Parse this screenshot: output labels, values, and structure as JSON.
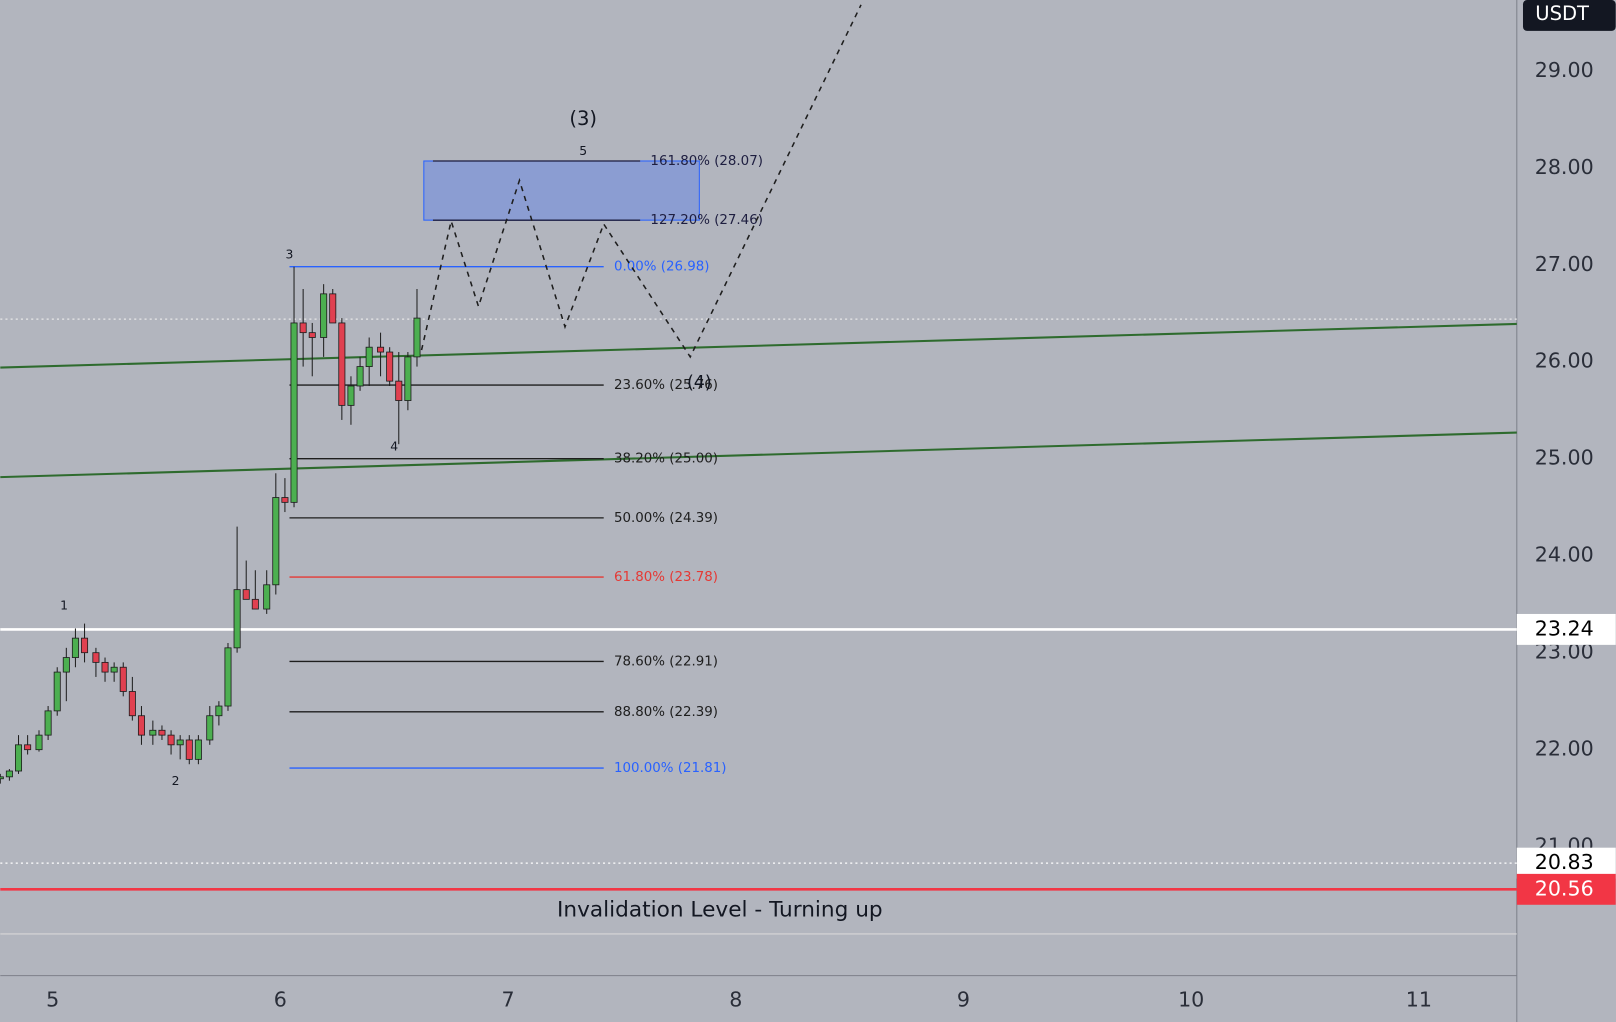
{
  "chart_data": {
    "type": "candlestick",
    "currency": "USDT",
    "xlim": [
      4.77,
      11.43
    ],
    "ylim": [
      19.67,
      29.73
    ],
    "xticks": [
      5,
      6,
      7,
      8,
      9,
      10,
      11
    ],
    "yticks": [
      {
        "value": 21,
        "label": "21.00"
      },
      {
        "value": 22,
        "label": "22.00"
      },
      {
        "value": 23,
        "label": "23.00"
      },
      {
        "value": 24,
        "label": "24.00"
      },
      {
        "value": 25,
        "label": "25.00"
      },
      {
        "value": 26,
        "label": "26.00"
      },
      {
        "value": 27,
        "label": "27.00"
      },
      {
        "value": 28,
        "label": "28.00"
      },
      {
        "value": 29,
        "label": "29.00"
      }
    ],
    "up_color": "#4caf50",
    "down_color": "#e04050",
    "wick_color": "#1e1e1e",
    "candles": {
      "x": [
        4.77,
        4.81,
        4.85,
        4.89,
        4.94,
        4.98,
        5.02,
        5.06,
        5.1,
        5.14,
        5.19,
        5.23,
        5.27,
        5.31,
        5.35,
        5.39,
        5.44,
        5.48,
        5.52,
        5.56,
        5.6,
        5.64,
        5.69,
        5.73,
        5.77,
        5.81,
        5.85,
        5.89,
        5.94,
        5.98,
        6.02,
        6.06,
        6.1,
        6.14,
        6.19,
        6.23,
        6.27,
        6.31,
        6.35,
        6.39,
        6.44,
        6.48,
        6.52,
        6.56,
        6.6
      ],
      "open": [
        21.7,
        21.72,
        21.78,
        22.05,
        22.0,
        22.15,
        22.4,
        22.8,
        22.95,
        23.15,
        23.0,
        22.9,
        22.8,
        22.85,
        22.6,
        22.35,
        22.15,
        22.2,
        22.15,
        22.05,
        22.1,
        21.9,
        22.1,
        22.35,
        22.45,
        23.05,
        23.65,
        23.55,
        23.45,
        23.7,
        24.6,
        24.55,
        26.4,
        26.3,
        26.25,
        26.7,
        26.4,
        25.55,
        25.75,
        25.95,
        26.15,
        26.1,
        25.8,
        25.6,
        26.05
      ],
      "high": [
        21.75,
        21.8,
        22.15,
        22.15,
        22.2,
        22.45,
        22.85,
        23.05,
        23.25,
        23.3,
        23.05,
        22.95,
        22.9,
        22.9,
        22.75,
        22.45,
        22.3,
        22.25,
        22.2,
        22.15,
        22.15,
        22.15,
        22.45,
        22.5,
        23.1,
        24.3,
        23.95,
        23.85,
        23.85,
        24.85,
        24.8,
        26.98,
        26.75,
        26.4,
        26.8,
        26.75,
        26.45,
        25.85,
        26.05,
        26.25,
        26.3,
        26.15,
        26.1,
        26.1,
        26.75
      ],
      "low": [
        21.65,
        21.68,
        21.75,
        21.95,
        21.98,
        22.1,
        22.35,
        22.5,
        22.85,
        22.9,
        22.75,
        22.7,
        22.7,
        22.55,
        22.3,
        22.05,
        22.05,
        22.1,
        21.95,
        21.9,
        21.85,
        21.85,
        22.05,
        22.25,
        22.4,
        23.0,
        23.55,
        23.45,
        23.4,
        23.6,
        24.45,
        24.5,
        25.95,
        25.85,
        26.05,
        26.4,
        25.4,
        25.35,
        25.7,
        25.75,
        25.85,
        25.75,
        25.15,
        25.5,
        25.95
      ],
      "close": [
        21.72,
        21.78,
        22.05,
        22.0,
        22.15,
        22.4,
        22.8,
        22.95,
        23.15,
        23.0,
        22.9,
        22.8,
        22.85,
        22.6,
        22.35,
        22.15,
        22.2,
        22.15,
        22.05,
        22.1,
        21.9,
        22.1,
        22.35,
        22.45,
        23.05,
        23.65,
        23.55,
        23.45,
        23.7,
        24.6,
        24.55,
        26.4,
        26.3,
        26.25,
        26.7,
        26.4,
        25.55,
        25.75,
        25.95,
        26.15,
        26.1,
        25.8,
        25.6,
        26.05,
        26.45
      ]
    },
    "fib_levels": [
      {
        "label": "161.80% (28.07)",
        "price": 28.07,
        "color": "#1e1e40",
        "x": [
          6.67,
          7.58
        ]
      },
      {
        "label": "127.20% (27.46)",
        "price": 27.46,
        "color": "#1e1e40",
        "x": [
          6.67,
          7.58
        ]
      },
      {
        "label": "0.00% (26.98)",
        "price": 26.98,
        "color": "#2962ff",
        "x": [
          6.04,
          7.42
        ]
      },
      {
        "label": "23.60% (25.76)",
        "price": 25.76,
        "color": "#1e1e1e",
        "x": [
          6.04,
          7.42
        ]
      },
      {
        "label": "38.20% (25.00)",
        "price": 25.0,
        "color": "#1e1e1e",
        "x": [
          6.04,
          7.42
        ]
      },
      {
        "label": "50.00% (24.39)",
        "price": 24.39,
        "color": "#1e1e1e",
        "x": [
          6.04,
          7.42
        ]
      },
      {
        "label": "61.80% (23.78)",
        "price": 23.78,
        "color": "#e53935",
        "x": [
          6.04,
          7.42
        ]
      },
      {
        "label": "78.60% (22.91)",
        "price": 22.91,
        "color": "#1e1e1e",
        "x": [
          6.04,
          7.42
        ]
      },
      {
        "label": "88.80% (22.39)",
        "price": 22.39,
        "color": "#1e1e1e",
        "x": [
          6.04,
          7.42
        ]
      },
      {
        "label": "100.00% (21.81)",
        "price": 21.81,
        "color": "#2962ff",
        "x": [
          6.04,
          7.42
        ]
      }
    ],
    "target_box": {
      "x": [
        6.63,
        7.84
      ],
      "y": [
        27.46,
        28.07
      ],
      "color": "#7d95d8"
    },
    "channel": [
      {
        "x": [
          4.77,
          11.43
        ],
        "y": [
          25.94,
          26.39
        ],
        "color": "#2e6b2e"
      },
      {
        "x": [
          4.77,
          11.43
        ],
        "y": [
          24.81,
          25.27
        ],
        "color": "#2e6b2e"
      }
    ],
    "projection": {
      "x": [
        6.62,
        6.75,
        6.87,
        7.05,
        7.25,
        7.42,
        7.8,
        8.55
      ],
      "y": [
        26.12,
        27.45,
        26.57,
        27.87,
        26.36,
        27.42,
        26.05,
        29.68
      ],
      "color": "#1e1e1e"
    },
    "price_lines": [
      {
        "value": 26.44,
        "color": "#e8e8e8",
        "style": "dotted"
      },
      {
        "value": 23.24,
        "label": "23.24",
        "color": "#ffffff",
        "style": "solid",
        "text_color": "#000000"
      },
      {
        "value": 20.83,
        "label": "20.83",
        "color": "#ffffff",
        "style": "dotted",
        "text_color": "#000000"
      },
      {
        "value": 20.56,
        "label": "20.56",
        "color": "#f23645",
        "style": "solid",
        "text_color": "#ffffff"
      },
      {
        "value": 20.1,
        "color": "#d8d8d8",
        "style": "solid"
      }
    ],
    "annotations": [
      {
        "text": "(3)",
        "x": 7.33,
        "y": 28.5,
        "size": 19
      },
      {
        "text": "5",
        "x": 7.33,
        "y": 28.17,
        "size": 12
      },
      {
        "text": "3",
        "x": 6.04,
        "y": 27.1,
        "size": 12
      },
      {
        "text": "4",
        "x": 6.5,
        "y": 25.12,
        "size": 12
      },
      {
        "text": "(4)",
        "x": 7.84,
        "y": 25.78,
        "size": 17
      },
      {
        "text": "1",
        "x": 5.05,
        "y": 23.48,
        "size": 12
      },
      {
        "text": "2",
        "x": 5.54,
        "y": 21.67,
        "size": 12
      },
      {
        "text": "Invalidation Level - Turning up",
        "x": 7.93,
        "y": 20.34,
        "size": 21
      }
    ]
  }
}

PROBLEM STATEMENT:
Every entry should be returned exactly as written, minus the pictures.

COMPLETED TASK:
Parse this screenshot: output labels, values, and structure as JSON.
{
  "chart_data": {
    "type": "candlestick",
    "currency": "USDT",
    "xlim": [
      4.77,
      11.43
    ],
    "ylim": [
      19.67,
      29.73
    ],
    "xticks": [
      5,
      6,
      7,
      8,
      9,
      10,
      11
    ],
    "yticks": [
      {
        "value": 21,
        "label": "21.00"
      },
      {
        "value": 22,
        "label": "22.00"
      },
      {
        "value": 23,
        "label": "23.00"
      },
      {
        "value": 24,
        "label": "24.00"
      },
      {
        "value": 25,
        "label": "25.00"
      },
      {
        "value": 26,
        "label": "26.00"
      },
      {
        "value": 27,
        "label": "27.00"
      },
      {
        "value": 28,
        "label": "28.00"
      },
      {
        "value": 29,
        "label": "29.00"
      }
    ],
    "up_color": "#4caf50",
    "down_color": "#e04050",
    "wick_color": "#1e1e1e",
    "candles": {
      "x": [
        4.77,
        4.81,
        4.85,
        4.89,
        4.94,
        4.98,
        5.02,
        5.06,
        5.1,
        5.14,
        5.19,
        5.23,
        5.27,
        5.31,
        5.35,
        5.39,
        5.44,
        5.48,
        5.52,
        5.56,
        5.6,
        5.64,
        5.69,
        5.73,
        5.77,
        5.81,
        5.85,
        5.89,
        5.94,
        5.98,
        6.02,
        6.06,
        6.1,
        6.14,
        6.19,
        6.23,
        6.27,
        6.31,
        6.35,
        6.39,
        6.44,
        6.48,
        6.52,
        6.56,
        6.6
      ],
      "open": [
        21.7,
        21.72,
        21.78,
        22.05,
        22.0,
        22.15,
        22.4,
        22.8,
        22.95,
        23.15,
        23.0,
        22.9,
        22.8,
        22.85,
        22.6,
        22.35,
        22.15,
        22.2,
        22.15,
        22.05,
        22.1,
        21.9,
        22.1,
        22.35,
        22.45,
        23.05,
        23.65,
        23.55,
        23.45,
        23.7,
        24.6,
        24.55,
        26.4,
        26.3,
        26.25,
        26.7,
        26.4,
        25.55,
        25.75,
        25.95,
        26.15,
        26.1,
        25.8,
        25.6,
        26.05
      ],
      "high": [
        21.75,
        21.8,
        22.15,
        22.15,
        22.2,
        22.45,
        22.85,
        23.05,
        23.25,
        23.3,
        23.05,
        22.95,
        22.9,
        22.9,
        22.75,
        22.45,
        22.3,
        22.25,
        22.2,
        22.15,
        22.15,
        22.15,
        22.45,
        22.5,
        23.1,
        24.3,
        23.95,
        23.85,
        23.85,
        24.85,
        24.8,
        26.98,
        26.75,
        26.4,
        26.8,
        26.75,
        26.45,
        25.85,
        26.05,
        26.25,
        26.3,
        26.15,
        26.1,
        26.1,
        26.75
      ],
      "low": [
        21.65,
        21.68,
        21.75,
        21.95,
        21.98,
        22.1,
        22.35,
        22.5,
        22.85,
        22.9,
        22.75,
        22.7,
        22.7,
        22.55,
        22.3,
        22.05,
        22.05,
        22.1,
        21.95,
        21.9,
        21.85,
        21.85,
        22.05,
        22.25,
        22.4,
        23.0,
        23.55,
        23.45,
        23.4,
        23.6,
        24.45,
        24.5,
        25.95,
        25.85,
        26.05,
        26.4,
        25.4,
        25.35,
        25.7,
        25.75,
        25.85,
        25.75,
        25.15,
        25.5,
        25.95
      ],
      "close": [
        21.72,
        21.78,
        22.05,
        22.0,
        22.15,
        22.4,
        22.8,
        22.95,
        23.15,
        23.0,
        22.9,
        22.8,
        22.85,
        22.6,
        22.35,
        22.15,
        22.2,
        22.15,
        22.05,
        22.1,
        21.9,
        22.1,
        22.35,
        22.45,
        23.05,
        23.65,
        23.55,
        23.45,
        23.7,
        24.6,
        24.55,
        26.4,
        26.3,
        26.25,
        26.7,
        26.4,
        25.55,
        25.75,
        25.95,
        26.15,
        26.1,
        25.8,
        25.6,
        26.05,
        26.45
      ]
    },
    "fib_levels": [
      {
        "label": "161.80% (28.07)",
        "price": 28.07,
        "color": "#1e1e40",
        "x": [
          6.67,
          7.58
        ]
      },
      {
        "label": "127.20% (27.46)",
        "price": 27.46,
        "color": "#1e1e40",
        "x": [
          6.67,
          7.58
        ]
      },
      {
        "label": "0.00% (26.98)",
        "price": 26.98,
        "color": "#2962ff",
        "x": [
          6.04,
          7.42
        ]
      },
      {
        "label": "23.60% (25.76)",
        "price": 25.76,
        "color": "#1e1e1e",
        "x": [
          6.04,
          7.42
        ]
      },
      {
        "label": "38.20% (25.00)",
        "price": 25.0,
        "color": "#1e1e1e",
        "x": [
          6.04,
          7.42
        ]
      },
      {
        "label": "50.00% (24.39)",
        "price": 24.39,
        "color": "#1e1e1e",
        "x": [
          6.04,
          7.42
        ]
      },
      {
        "label": "61.80% (23.78)",
        "price": 23.78,
        "color": "#e53935",
        "x": [
          6.04,
          7.42
        ]
      },
      {
        "label": "78.60% (22.91)",
        "price": 22.91,
        "color": "#1e1e1e",
        "x": [
          6.04,
          7.42
        ]
      },
      {
        "label": "88.80% (22.39)",
        "price": 22.39,
        "color": "#1e1e1e",
        "x": [
          6.04,
          7.42
        ]
      },
      {
        "label": "100.00% (21.81)",
        "price": 21.81,
        "color": "#2962ff",
        "x": [
          6.04,
          7.42
        ]
      }
    ],
    "target_box": {
      "x": [
        6.63,
        7.84
      ],
      "y": [
        27.46,
        28.07
      ],
      "color": "#7d95d8"
    },
    "channel": [
      {
        "x": [
          4.77,
          11.43
        ],
        "y": [
          25.94,
          26.39
        ],
        "color": "#2e6b2e"
      },
      {
        "x": [
          4.77,
          11.43
        ],
        "y": [
          24.81,
          25.27
        ],
        "color": "#2e6b2e"
      }
    ],
    "projection": {
      "x": [
        6.62,
        6.75,
        6.87,
        7.05,
        7.25,
        7.42,
        7.8,
        8.55
      ],
      "y": [
        26.12,
        27.45,
        26.57,
        27.87,
        26.36,
        27.42,
        26.05,
        29.68
      ],
      "color": "#1e1e1e"
    },
    "price_lines": [
      {
        "value": 26.44,
        "color": "#e8e8e8",
        "style": "dotted"
      },
      {
        "value": 23.24,
        "label": "23.24",
        "color": "#ffffff",
        "style": "solid",
        "text_color": "#000000"
      },
      {
        "value": 20.83,
        "label": "20.83",
        "color": "#ffffff",
        "style": "dotted",
        "text_color": "#000000"
      },
      {
        "value": 20.56,
        "label": "20.56",
        "color": "#f23645",
        "style": "solid",
        "text_color": "#ffffff"
      },
      {
        "value": 20.1,
        "color": "#d8d8d8",
        "style": "solid"
      }
    ],
    "annotations": [
      {
        "text": "(3)",
        "x": 7.33,
        "y": 28.5,
        "size": 19
      },
      {
        "text": "5",
        "x": 7.33,
        "y": 28.17,
        "size": 12
      },
      {
        "text": "3",
        "x": 6.04,
        "y": 27.1,
        "size": 12
      },
      {
        "text": "4",
        "x": 6.5,
        "y": 25.12,
        "size": 12
      },
      {
        "text": "(4)",
        "x": 7.84,
        "y": 25.78,
        "size": 17
      },
      {
        "text": "1",
        "x": 5.05,
        "y": 23.48,
        "size": 12
      },
      {
        "text": "2",
        "x": 5.54,
        "y": 21.67,
        "size": 12
      },
      {
        "text": "Invalidation Level - Turning up",
        "x": 7.93,
        "y": 20.34,
        "size": 21
      }
    ]
  }
}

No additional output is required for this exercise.